EXERCISE AIM —
Write every entry out again exactly, please, and skip the pictures.

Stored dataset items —

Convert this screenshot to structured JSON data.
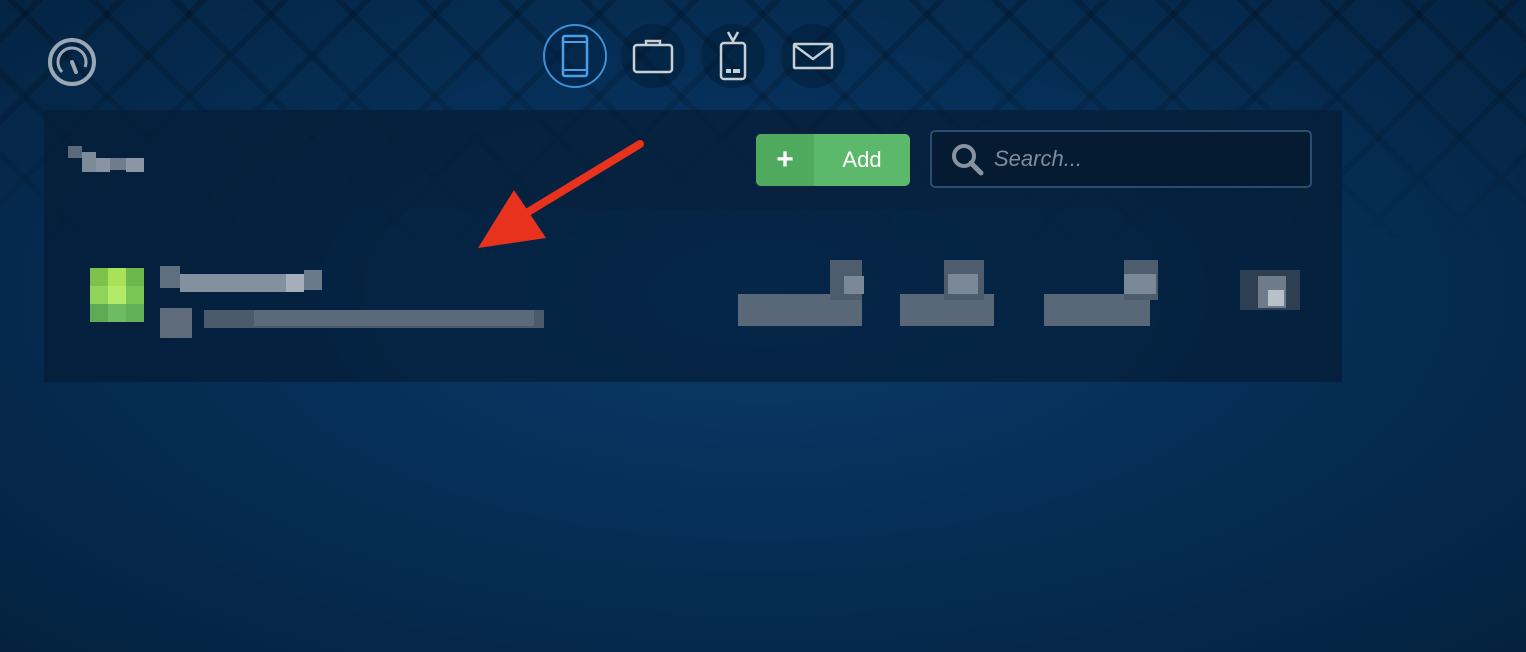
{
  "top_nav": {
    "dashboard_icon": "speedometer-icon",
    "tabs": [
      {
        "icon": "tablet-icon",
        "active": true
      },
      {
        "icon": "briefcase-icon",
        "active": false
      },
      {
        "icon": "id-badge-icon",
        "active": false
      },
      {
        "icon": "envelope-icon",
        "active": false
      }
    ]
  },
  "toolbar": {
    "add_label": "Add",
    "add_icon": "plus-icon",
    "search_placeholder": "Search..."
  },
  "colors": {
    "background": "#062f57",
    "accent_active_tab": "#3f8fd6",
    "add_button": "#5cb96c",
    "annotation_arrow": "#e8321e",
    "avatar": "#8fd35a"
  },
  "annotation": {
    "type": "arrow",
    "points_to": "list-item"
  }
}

TASK RESPONSE —
Convert this screenshot to structured JSON data.
{
  "top_nav": {
    "dashboard_icon": "speedometer-icon",
    "tabs": [
      {
        "icon": "tablet-icon",
        "active": true
      },
      {
        "icon": "briefcase-icon",
        "active": false
      },
      {
        "icon": "id-badge-icon",
        "active": false
      },
      {
        "icon": "envelope-icon",
        "active": false
      }
    ]
  },
  "toolbar": {
    "add_label": "Add",
    "add_icon": "plus-icon",
    "search_placeholder": "Search..."
  },
  "colors": {
    "background": "#062f57",
    "accent_active_tab": "#3f8fd6",
    "add_button": "#5cb96c",
    "annotation_arrow": "#e8321e",
    "avatar": "#8fd35a"
  },
  "annotation": {
    "type": "arrow",
    "points_to": "list-item"
  }
}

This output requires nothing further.